Copy out every line that contains the word "label".
━━━━━━━━━━━━━━━━━━━━
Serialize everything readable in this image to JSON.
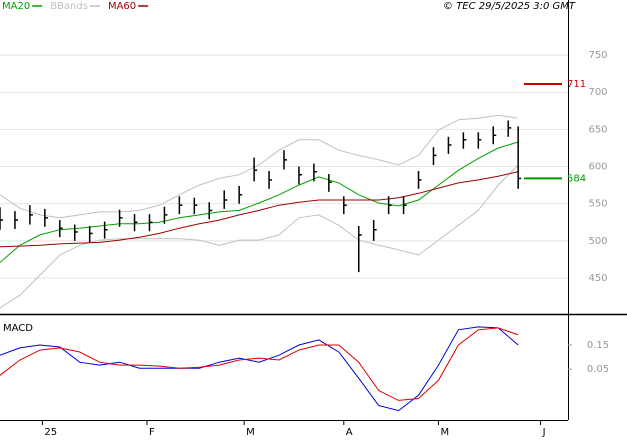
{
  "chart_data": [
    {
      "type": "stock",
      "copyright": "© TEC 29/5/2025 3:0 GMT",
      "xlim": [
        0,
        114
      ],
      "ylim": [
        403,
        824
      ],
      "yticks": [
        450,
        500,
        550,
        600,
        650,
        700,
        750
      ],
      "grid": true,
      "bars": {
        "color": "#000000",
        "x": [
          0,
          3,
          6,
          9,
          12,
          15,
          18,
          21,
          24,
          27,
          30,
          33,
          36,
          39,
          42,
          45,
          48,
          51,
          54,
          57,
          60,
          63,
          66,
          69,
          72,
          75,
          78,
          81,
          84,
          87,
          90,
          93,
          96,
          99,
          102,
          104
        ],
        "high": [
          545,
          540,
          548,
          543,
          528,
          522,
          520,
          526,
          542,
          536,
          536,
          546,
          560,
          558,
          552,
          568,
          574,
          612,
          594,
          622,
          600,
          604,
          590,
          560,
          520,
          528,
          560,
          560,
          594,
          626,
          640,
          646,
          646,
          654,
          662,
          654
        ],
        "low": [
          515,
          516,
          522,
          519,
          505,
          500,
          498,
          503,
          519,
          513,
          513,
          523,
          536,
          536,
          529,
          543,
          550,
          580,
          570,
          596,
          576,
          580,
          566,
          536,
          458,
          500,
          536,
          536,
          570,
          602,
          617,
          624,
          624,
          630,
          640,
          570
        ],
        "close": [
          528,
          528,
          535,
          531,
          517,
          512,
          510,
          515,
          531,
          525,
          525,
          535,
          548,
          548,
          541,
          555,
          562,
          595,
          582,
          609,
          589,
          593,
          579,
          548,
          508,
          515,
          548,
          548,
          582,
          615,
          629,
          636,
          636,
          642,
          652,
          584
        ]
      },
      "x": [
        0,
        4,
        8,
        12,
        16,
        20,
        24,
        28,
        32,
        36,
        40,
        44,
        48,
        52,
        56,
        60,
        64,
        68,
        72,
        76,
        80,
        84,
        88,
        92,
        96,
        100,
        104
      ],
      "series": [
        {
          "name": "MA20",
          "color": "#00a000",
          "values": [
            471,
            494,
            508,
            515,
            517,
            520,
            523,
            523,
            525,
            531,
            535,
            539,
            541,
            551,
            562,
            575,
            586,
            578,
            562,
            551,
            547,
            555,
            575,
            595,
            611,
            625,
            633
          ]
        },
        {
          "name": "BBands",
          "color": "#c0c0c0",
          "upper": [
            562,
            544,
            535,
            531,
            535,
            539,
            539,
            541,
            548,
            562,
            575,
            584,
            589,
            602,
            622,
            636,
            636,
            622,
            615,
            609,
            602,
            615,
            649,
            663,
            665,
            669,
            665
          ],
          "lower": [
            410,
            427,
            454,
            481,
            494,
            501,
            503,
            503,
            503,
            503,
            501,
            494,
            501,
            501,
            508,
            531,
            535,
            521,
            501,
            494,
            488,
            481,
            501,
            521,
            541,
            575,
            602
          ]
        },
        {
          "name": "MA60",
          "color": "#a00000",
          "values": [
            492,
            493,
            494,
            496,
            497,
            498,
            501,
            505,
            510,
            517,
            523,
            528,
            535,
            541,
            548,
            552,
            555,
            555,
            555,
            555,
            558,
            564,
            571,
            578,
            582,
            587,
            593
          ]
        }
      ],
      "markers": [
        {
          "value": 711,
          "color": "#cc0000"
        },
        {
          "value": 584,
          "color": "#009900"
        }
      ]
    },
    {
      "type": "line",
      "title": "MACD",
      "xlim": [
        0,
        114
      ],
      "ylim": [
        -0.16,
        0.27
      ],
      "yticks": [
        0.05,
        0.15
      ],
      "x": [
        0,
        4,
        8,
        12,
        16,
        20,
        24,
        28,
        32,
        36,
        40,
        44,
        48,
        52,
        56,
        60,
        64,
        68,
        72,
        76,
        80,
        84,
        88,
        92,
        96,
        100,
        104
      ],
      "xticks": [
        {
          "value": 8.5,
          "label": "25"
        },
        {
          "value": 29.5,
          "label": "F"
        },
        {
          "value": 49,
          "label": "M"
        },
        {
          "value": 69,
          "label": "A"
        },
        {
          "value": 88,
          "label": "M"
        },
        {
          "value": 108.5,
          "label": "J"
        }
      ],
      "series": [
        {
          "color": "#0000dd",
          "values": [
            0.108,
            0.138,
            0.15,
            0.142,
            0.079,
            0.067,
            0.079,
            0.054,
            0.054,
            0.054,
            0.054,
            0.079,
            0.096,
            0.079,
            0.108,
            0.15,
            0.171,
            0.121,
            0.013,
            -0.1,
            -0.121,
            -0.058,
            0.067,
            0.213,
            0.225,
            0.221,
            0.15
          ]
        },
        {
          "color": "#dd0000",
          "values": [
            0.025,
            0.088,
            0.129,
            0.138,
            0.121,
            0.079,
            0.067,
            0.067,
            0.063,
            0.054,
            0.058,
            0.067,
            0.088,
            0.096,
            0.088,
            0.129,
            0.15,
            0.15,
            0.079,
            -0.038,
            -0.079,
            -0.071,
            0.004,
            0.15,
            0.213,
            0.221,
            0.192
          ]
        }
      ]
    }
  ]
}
━━━━━━━━━━━━━━━━━━━━
▸ **Solved exercise**
          "label": "25"
          "label": "F"
          "label": "M"
          "label": "A"
          "label": "M"
          "label": "J"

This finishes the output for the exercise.